Directive →
Repeat the entire listing exactly.

══════════

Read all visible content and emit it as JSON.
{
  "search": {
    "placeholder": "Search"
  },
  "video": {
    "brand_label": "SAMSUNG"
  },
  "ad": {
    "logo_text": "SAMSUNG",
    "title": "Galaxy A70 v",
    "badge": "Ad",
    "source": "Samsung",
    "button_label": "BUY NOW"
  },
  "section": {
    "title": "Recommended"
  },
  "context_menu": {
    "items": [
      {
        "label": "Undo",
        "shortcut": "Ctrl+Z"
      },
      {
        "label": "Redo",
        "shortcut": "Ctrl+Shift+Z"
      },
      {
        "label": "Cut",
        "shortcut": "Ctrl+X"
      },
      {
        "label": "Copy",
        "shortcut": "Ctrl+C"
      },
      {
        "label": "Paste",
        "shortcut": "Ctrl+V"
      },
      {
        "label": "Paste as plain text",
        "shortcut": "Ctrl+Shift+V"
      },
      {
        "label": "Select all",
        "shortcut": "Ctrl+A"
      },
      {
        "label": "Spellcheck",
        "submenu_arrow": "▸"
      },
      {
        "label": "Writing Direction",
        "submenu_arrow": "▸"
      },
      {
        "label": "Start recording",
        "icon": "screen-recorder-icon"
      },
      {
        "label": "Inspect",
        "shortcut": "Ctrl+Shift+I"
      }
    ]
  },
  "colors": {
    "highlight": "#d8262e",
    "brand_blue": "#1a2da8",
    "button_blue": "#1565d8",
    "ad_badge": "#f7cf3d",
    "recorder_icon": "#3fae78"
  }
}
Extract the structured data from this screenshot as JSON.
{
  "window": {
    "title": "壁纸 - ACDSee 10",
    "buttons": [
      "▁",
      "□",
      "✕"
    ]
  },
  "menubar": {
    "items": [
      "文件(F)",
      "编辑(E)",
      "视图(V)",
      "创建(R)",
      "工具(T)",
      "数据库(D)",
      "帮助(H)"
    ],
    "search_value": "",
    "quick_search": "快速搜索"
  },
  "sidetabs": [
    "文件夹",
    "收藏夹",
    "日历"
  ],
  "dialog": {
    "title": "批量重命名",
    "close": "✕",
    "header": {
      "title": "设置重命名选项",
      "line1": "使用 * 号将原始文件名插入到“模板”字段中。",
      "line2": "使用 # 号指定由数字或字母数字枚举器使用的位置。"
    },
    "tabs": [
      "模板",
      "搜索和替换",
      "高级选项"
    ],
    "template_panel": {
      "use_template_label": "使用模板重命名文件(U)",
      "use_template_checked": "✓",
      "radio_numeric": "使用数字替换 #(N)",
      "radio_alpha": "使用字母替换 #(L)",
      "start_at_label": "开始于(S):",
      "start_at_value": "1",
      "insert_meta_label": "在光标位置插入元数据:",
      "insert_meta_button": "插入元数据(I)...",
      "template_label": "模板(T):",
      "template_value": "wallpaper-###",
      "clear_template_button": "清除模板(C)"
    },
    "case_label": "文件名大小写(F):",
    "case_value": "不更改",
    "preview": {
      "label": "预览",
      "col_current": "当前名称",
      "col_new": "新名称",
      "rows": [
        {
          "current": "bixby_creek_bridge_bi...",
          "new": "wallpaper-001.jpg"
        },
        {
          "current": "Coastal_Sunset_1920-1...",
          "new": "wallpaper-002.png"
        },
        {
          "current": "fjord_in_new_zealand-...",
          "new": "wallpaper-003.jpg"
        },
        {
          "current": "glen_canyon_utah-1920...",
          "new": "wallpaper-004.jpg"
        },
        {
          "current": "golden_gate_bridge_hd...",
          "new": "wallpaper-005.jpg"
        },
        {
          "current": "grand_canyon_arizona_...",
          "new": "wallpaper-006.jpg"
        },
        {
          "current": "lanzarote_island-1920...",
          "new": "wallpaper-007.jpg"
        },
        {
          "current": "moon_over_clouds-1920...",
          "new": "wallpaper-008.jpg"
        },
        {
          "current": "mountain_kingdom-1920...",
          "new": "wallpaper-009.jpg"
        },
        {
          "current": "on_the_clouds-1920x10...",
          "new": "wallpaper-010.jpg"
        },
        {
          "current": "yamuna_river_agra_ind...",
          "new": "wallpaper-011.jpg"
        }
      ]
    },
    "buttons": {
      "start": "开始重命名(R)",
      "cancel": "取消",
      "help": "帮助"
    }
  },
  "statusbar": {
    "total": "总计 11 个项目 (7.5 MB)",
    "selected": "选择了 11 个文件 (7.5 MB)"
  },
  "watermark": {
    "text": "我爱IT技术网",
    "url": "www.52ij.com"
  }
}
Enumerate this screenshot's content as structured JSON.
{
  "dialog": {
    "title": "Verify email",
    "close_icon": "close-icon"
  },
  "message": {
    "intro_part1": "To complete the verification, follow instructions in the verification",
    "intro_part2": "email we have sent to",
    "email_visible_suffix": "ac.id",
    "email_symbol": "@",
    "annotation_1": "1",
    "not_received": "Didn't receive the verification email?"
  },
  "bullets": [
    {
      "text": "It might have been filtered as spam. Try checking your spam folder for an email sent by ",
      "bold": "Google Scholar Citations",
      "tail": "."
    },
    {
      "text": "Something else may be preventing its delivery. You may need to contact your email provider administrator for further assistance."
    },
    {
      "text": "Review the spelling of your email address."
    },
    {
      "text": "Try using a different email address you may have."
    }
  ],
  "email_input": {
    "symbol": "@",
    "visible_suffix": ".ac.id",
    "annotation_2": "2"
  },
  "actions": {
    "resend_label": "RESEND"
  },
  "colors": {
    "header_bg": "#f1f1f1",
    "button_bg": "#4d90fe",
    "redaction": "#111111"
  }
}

══════════

Problem solution →
Read all visible content and emit it as JSON.
{
  "search": {
    "placeholder": "Search"
  },
  "video": {
    "brand_label": "SAMSUNG"
  },
  "ad": {
    "logo_text": "SAMSUNG",
    "title": "Galaxy A70 v",
    "badge": "Ad",
    "source": "Samsung",
    "button_label": "BUY NOW"
  },
  "section": {
    "title": "Recommended"
  },
  "context_menu": {
    "items": [
      {
        "label": "Undo",
        "shortcut": "Ctrl+Z"
      },
      {
        "label": "Redo",
        "shortcut": "Ctrl+Shift+Z"
      },
      {
        "label": "Cut",
        "shortcut": "Ctrl+X"
      },
      {
        "label": "Copy",
        "shortcut": "Ctrl+C"
      },
      {
        "label": "Paste",
        "shortcut": "Ctrl+V"
      },
      {
        "label": "Paste as plain text",
        "shortcut": "Ctrl+Shift+V"
      },
      {
        "label": "Select all",
        "shortcut": "Ctrl+A"
      },
      {
        "label": "Spellcheck",
        "submenu_arrow": "▸"
      },
      {
        "label": "Writing Direction",
        "submenu_arrow": "▸"
      },
      {
        "label": "Start recording",
        "icon": "screen-recorder-icon"
      },
      {
        "label": "Inspect",
        "shortcut": "Ctrl+Shift+I"
      }
    ]
  },
  "colors": {
    "highlight": "#d8262e",
    "brand_blue": "#1a2da8",
    "button_blue": "#1565d8",
    "ad_badge": "#f7cf3d",
    "recorder_icon": "#3fae78"
  }
}
Extract the structured data from this screenshot as JSON.
{
  "window": {
    "title": "壁纸 - ACDSee 10",
    "buttons": [
      "▁",
      "□",
      "✕"
    ]
  },
  "menubar": {
    "items": [
      "文件(F)",
      "编辑(E)",
      "视图(V)",
      "创建(R)",
      "工具(T)",
      "数据库(D)",
      "帮助(H)"
    ],
    "search_value": "",
    "quick_search": "快速搜索"
  },
  "sidetabs": [
    "文件夹",
    "收藏夹",
    "日历"
  ],
  "dialog": {
    "title": "批量重命名",
    "close": "✕",
    "header": {
      "title": "设置重命名选项",
      "line1": "使用 * 号将原始文件名插入到“模板”字段中。",
      "line2": "使用 # 号指定由数字或字母数字枚举器使用的位置。"
    },
    "tabs": [
      "模板",
      "搜索和替换",
      "高级选项"
    ],
    "template_panel": {
      "use_template_label": "使用模板重命名文件(U)",
      "use_template_checked": "✓",
      "radio_numeric": "使用数字替换 #(N)",
      "radio_alpha": "使用字母替换 #(L)",
      "start_at_label": "开始于(S):",
      "start_at_value": "1",
      "insert_meta_label": "在光标位置插入元数据:",
      "insert_meta_button": "插入元数据(I)...",
      "template_label": "模板(T):",
      "template_value": "wallpaper-###",
      "clear_template_button": "清除模板(C)"
    },
    "case_label": "文件名大小写(F):",
    "case_value": "不更改",
    "preview": {
      "label": "预览",
      "col_current": "当前名称",
      "col_new": "新名称",
      "rows": [
        {
          "current": "bixby_creek_bridge_bi...",
          "new": "wallpaper-001.jpg"
        },
        {
          "current": "Coastal_Sunset_1920-1...",
          "new": "wallpaper-002.png"
        },
        {
          "current": "fjord_in_new_zealand-...",
          "new": "wallpaper-003.jpg"
        },
        {
          "current": "glen_canyon_utah-1920...",
          "new": "wallpaper-004.jpg"
        },
        {
          "current": "golden_gate_bridge_hd...",
          "new": "wallpaper-005.jpg"
        },
        {
          "current": "grand_canyon_arizona_...",
          "new": "wallpaper-006.jpg"
        },
        {
          "current": "lanzarote_island-1920...",
          "new": "wallpaper-007.jpg"
        },
        {
          "current": "moon_over_clouds-1920...",
          "new": "wallpaper-008.jpg"
        },
        {
          "current": "mountain_kingdom-1920...",
          "new": "wallpaper-009.jpg"
        },
        {
          "current": "on_the_clouds-1920x10...",
          "new": "wallpaper-010.jpg"
        },
        {
          "current": "yamuna_river_agra_ind...",
          "new": "wallpaper-011.jpg"
        }
      ]
    },
    "buttons": {
      "start": "开始重命名(R)",
      "cancel": "取消",
      "help": "帮助"
    }
  },
  "statusbar": {
    "total": "总计 11 个项目 (7.5 MB)",
    "selected": "选择了 11 个文件 (7.5 MB)"
  },
  "watermark": {
    "text": "我爱IT技术网",
    "url": "www.52ij.com"
  }
}
Enumerate this screenshot's content as structured JSON.
{
  "dialog": {
    "title": "Verify email",
    "close_icon": "close-icon"
  },
  "message": {
    "intro_part1": "To complete the verification, follow instructions in the verification",
    "intro_part2": "email we have sent to",
    "email_visible_suffix": "ac.id",
    "email_symbol": "@",
    "annotation_1": "1",
    "not_received": "Didn't receive the verification email?"
  },
  "bullets": [
    {
      "text": "It might have been filtered as spam. Try checking your spam folder for an email sent by ",
      "bold": "Google Scholar Citations",
      "tail": "."
    },
    {
      "text": "Something else may be preventing its delivery. You may need to contact your email provider administrator for further assistance."
    },
    {
      "text": "Review the spelling of your email address."
    },
    {
      "text": "Try using a different email address you may have."
    }
  ],
  "email_input": {
    "symbol": "@",
    "visible_suffix": ".ac.id",
    "annotation_2": "2"
  },
  "actions": {
    "resend_label": "RESEND"
  },
  "colors": {
    "header_bg": "#f1f1f1",
    "button_bg": "#4d90fe",
    "redaction": "#111111"
  }
}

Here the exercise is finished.